* begin Dataset excerpts *

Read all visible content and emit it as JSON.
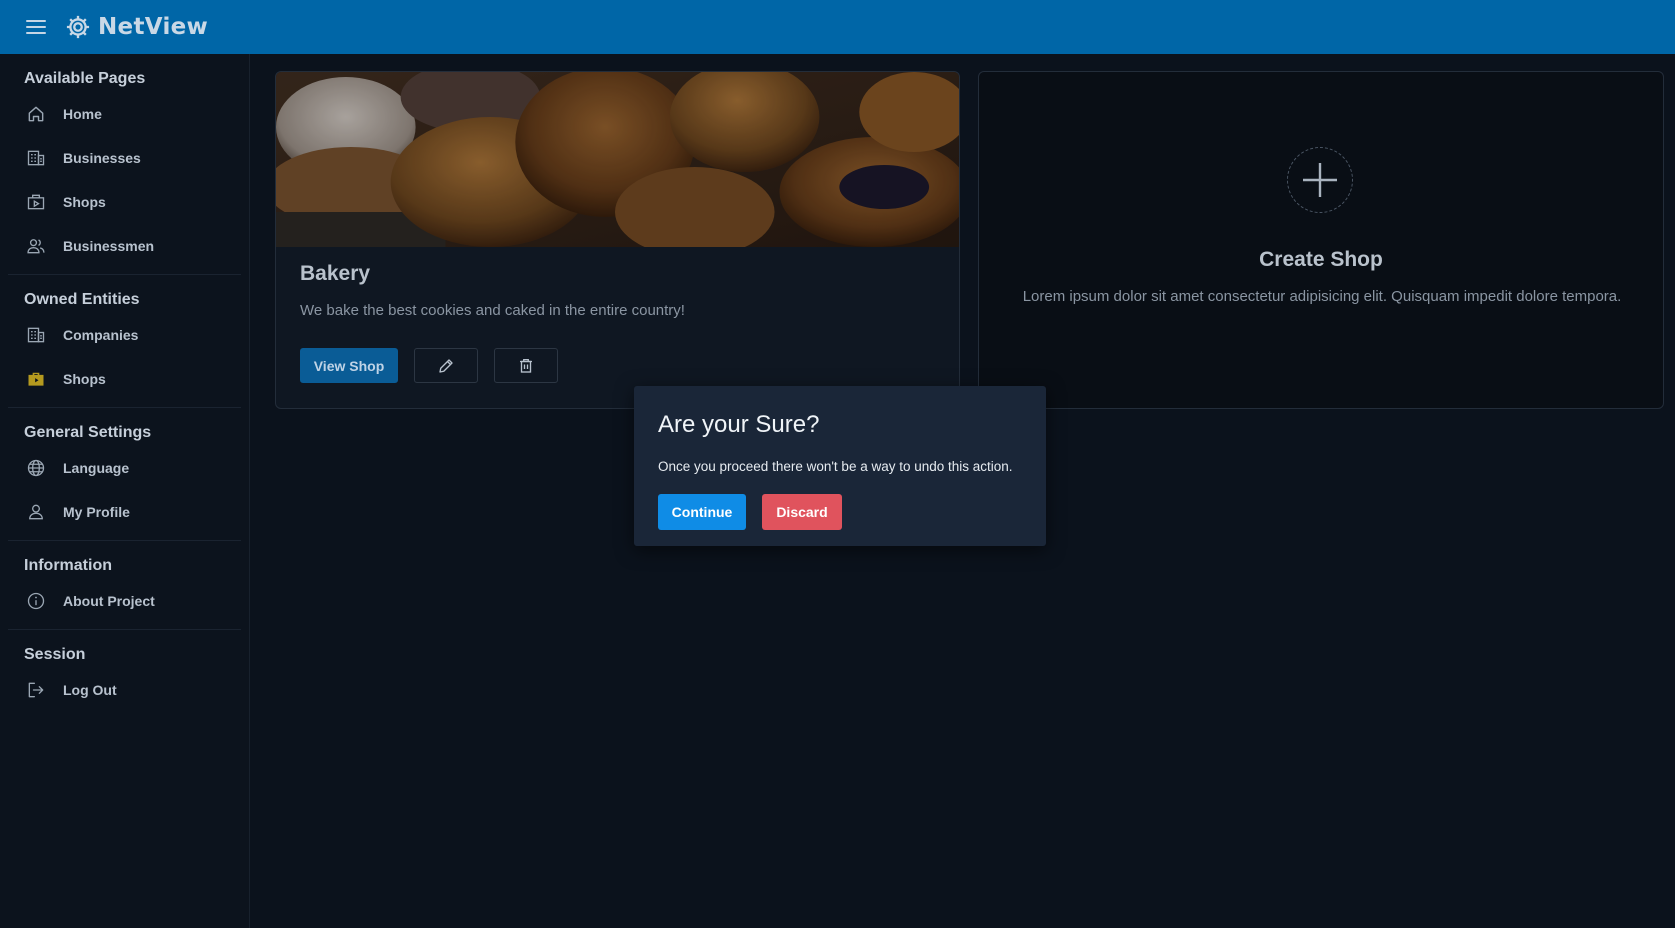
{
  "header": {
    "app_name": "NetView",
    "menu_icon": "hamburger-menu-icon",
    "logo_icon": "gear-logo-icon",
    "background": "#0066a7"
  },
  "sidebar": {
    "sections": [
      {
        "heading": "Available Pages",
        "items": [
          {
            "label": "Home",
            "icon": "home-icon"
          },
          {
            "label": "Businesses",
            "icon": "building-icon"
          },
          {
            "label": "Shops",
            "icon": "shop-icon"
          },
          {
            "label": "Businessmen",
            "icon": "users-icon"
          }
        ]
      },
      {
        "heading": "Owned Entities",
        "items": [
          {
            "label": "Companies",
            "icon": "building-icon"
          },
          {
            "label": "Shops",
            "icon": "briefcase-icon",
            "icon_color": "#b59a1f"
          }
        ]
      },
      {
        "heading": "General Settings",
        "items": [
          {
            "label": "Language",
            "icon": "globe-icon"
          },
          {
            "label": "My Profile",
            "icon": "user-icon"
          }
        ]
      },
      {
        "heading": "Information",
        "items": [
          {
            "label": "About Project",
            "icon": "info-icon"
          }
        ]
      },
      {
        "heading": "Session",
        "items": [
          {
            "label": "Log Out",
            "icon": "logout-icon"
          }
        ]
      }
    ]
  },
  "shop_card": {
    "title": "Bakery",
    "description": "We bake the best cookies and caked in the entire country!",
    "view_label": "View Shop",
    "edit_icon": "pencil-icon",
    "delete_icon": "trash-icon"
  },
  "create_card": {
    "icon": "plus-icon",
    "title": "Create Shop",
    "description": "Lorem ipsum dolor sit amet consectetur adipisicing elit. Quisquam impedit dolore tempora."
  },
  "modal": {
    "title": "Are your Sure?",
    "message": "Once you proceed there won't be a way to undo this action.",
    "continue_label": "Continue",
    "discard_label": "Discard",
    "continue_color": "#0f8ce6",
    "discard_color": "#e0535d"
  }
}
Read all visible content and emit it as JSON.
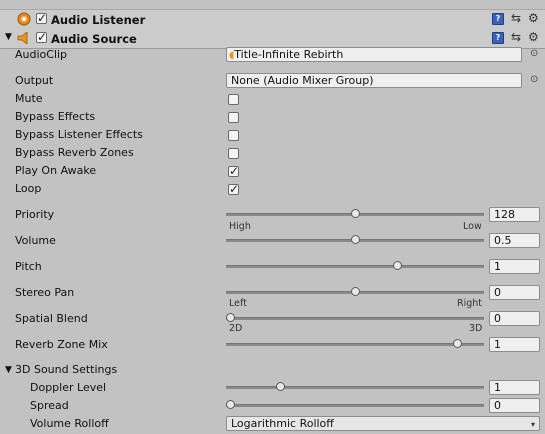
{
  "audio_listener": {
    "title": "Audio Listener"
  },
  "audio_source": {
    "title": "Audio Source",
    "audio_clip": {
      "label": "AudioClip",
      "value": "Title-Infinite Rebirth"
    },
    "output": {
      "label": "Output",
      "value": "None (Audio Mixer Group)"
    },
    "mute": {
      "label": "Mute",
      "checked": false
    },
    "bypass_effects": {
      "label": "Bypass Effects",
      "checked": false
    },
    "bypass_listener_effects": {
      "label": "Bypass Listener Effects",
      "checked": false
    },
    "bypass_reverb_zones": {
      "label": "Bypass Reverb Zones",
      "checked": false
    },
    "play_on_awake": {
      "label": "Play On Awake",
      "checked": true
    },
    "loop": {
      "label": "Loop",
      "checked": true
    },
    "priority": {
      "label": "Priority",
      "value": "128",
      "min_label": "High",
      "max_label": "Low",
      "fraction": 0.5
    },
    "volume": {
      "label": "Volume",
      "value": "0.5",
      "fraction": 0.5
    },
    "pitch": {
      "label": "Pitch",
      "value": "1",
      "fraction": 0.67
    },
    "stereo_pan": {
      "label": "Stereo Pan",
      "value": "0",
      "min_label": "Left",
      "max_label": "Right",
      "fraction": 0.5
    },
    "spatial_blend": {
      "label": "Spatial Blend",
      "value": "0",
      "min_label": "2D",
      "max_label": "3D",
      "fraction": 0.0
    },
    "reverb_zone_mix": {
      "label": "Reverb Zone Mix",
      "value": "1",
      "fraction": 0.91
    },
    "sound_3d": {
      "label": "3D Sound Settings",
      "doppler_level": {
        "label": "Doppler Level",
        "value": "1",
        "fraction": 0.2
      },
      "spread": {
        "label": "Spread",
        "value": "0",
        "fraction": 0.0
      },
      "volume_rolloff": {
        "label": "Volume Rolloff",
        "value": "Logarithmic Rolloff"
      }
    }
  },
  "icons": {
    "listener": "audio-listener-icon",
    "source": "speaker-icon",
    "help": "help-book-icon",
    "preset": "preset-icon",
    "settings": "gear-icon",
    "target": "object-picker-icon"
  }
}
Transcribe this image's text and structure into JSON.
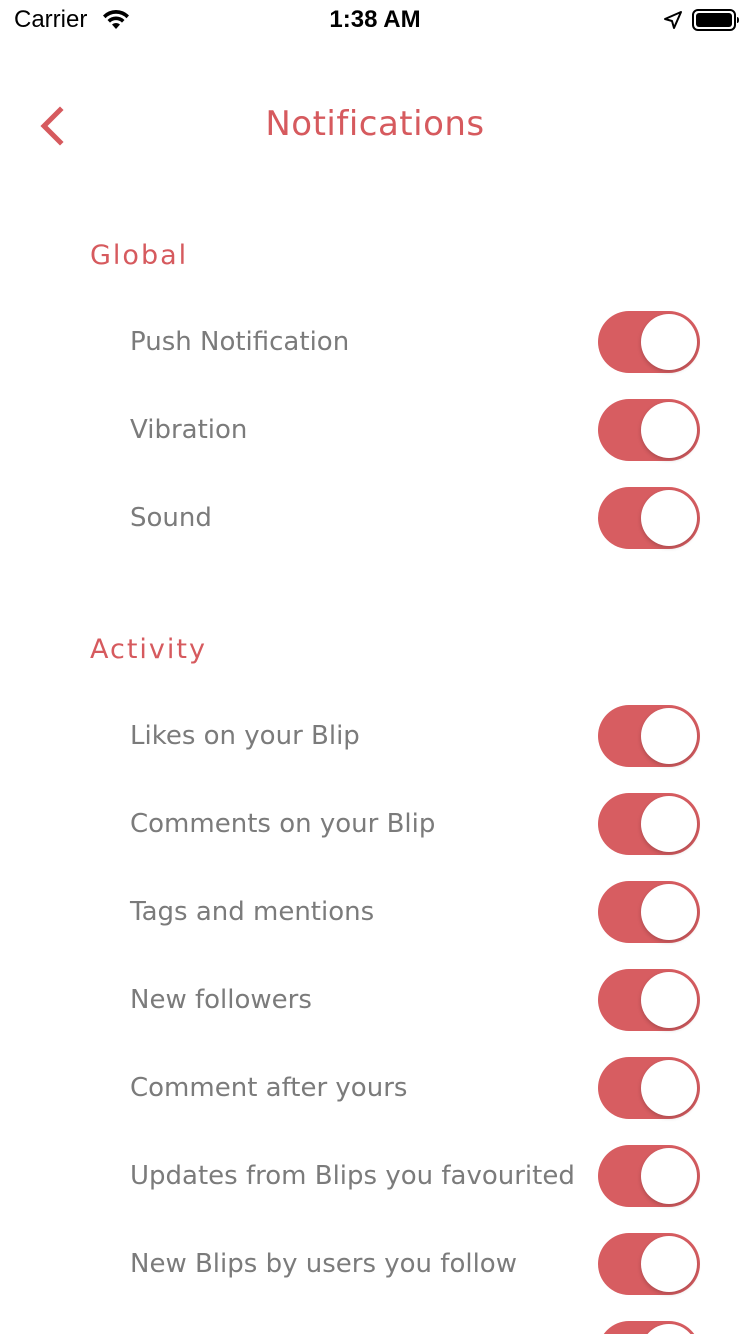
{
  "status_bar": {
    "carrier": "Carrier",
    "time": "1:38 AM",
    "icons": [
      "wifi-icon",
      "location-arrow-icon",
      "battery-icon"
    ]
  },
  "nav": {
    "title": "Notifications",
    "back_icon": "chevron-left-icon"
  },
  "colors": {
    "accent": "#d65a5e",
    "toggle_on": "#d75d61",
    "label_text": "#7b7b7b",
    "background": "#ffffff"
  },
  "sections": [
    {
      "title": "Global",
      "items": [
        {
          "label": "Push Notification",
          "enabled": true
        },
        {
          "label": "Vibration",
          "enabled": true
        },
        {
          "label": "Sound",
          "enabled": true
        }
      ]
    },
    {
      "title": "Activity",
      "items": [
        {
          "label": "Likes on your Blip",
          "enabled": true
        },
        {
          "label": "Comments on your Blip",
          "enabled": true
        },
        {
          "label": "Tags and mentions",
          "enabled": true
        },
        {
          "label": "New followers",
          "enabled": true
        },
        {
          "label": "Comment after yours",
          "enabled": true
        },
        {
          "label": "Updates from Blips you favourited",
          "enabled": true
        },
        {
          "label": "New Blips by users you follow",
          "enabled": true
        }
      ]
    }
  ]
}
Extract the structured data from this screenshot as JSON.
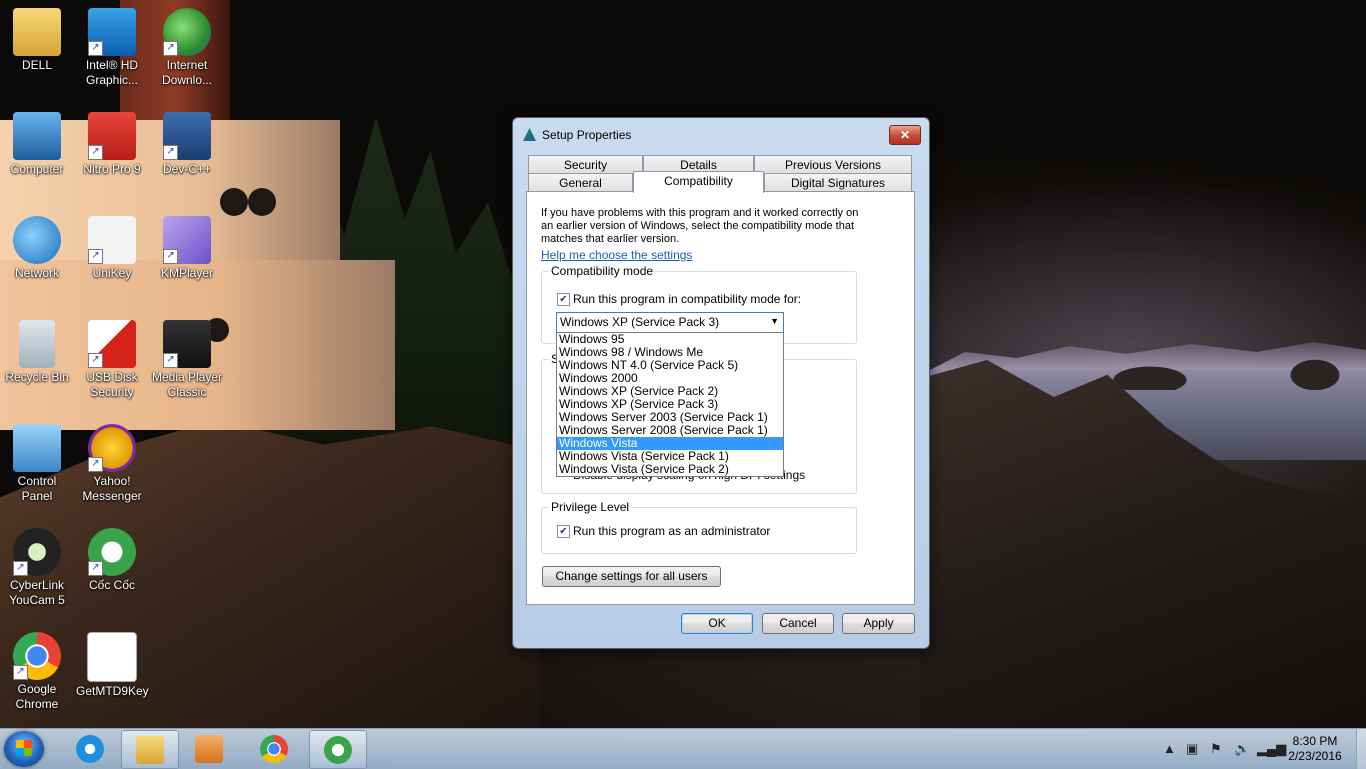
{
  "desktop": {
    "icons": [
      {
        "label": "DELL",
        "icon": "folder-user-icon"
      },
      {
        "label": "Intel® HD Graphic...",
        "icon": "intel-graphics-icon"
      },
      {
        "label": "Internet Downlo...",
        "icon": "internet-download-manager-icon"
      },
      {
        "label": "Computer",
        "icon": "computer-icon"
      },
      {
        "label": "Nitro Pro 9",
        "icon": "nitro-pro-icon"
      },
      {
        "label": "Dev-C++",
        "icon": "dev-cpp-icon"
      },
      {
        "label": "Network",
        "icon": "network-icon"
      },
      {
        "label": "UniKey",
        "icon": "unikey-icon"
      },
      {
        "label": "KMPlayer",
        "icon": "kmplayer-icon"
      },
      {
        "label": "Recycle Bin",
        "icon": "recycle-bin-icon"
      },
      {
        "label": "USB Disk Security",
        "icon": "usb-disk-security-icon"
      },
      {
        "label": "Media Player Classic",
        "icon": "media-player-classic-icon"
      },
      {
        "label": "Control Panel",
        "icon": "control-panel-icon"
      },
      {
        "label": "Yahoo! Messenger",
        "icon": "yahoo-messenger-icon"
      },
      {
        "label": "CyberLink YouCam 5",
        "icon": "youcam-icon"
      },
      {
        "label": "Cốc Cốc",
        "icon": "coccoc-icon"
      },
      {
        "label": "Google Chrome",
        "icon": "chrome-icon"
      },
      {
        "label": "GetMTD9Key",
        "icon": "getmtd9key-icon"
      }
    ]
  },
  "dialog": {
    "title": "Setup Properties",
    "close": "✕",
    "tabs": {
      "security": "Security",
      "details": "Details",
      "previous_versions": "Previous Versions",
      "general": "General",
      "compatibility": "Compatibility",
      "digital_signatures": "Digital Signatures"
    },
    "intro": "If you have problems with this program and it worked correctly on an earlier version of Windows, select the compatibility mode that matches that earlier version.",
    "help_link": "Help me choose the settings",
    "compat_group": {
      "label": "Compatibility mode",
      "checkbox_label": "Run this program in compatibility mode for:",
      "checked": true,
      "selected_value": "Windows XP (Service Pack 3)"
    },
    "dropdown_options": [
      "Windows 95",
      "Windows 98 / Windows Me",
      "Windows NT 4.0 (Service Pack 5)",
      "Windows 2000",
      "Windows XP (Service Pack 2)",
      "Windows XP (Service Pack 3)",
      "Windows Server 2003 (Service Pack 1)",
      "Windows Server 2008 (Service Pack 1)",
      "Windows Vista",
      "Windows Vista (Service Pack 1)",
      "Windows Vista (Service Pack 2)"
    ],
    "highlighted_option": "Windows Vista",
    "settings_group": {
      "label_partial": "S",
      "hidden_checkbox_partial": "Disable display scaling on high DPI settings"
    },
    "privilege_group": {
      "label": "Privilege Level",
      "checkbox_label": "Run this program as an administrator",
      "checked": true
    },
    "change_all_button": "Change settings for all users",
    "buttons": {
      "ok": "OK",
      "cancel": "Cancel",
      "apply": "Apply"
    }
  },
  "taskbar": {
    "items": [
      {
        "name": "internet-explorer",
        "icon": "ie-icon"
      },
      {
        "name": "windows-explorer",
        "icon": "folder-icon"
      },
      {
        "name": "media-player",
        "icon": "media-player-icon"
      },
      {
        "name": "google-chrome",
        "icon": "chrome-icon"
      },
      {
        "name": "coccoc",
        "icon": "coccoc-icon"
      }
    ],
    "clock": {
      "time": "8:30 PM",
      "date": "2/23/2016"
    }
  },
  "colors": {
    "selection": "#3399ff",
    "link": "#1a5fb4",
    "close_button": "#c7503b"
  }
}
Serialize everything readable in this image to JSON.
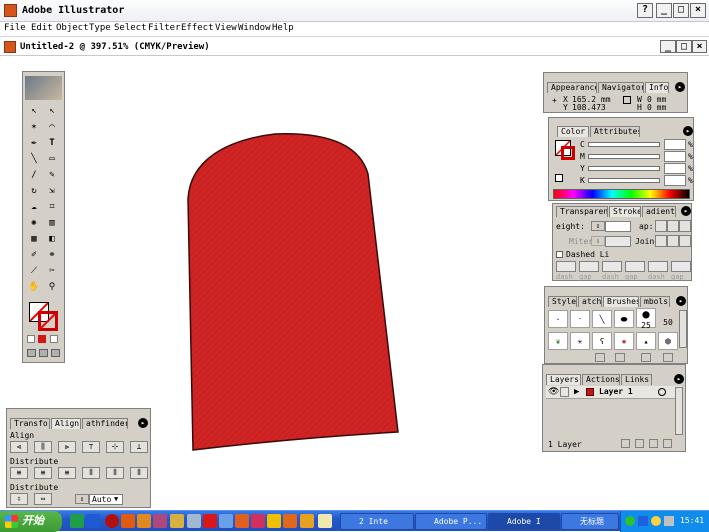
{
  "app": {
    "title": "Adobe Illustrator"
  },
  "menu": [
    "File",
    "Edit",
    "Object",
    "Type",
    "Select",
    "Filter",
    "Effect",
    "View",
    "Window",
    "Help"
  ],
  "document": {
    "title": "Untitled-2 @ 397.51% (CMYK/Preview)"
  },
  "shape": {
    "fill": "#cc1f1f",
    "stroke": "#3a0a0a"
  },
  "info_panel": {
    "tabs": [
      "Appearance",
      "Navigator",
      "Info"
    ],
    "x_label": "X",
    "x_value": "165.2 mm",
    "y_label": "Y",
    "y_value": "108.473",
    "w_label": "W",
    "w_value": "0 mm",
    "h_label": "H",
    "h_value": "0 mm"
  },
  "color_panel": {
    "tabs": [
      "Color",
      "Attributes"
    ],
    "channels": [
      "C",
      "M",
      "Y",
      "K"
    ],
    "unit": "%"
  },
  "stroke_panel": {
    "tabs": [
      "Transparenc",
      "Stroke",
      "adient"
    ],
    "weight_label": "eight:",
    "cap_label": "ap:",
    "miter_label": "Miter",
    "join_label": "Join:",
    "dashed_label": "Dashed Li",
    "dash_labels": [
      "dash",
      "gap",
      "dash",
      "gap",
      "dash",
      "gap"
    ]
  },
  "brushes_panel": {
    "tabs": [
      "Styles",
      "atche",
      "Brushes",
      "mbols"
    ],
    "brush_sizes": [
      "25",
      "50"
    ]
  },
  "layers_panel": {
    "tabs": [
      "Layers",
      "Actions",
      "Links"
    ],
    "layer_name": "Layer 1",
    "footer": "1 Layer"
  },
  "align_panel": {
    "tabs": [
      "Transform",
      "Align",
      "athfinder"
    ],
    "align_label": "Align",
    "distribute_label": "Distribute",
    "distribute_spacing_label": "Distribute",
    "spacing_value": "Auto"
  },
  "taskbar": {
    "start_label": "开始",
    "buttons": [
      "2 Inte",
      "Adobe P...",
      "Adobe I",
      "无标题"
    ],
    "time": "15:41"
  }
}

* end Dataset excerpts *

Aim - Your task is to quote exactly the lines from the one with "Serialize everything readable" through the end of the material, both included, without reproducing any pictures.

Output below -
Serialize everything readable in this image to JSON.
{
  "app": {
    "title": "Adobe Illustrator"
  },
  "menu": [
    "File",
    "Edit",
    "Object",
    "Type",
    "Select",
    "Filter",
    "Effect",
    "View",
    "Window",
    "Help"
  ],
  "document": {
    "title": "Untitled-2 @ 397.51% (CMYK/Preview)"
  },
  "shape": {
    "fill": "#cc1f1f",
    "stroke": "#3a0a0a"
  },
  "info_panel": {
    "tabs": [
      "Appearance",
      "Navigator",
      "Info"
    ],
    "x_label": "X",
    "x_value": "165.2 mm",
    "y_label": "Y",
    "y_value": "108.473",
    "w_label": "W",
    "w_value": "0 mm",
    "h_label": "H",
    "h_value": "0 mm"
  },
  "color_panel": {
    "tabs": [
      "Color",
      "Attributes"
    ],
    "channels": [
      "C",
      "M",
      "Y",
      "K"
    ],
    "unit": "%"
  },
  "stroke_panel": {
    "tabs": [
      "Transparenc",
      "Stroke",
      "adient"
    ],
    "weight_label": "eight:",
    "cap_label": "ap:",
    "miter_label": "Miter",
    "join_label": "Join:",
    "dashed_label": "Dashed Li",
    "dash_labels": [
      "dash",
      "gap",
      "dash",
      "gap",
      "dash",
      "gap"
    ]
  },
  "brushes_panel": {
    "tabs": [
      "Styles",
      "atche",
      "Brushes",
      "mbols"
    ],
    "brush_sizes": [
      "25",
      "50"
    ]
  },
  "layers_panel": {
    "tabs": [
      "Layers",
      "Actions",
      "Links"
    ],
    "layer_name": "Layer 1",
    "footer": "1 Layer"
  },
  "align_panel": {
    "tabs": [
      "Transform",
      "Align",
      "athfinder"
    ],
    "align_label": "Align",
    "distribute_label": "Distribute",
    "distribute_spacing_label": "Distribute",
    "spacing_value": "Auto"
  },
  "taskbar": {
    "start_label": "开始",
    "buttons": [
      "2 Inte",
      "Adobe P...",
      "Adobe I",
      "无标题"
    ],
    "time": "15:41"
  }
}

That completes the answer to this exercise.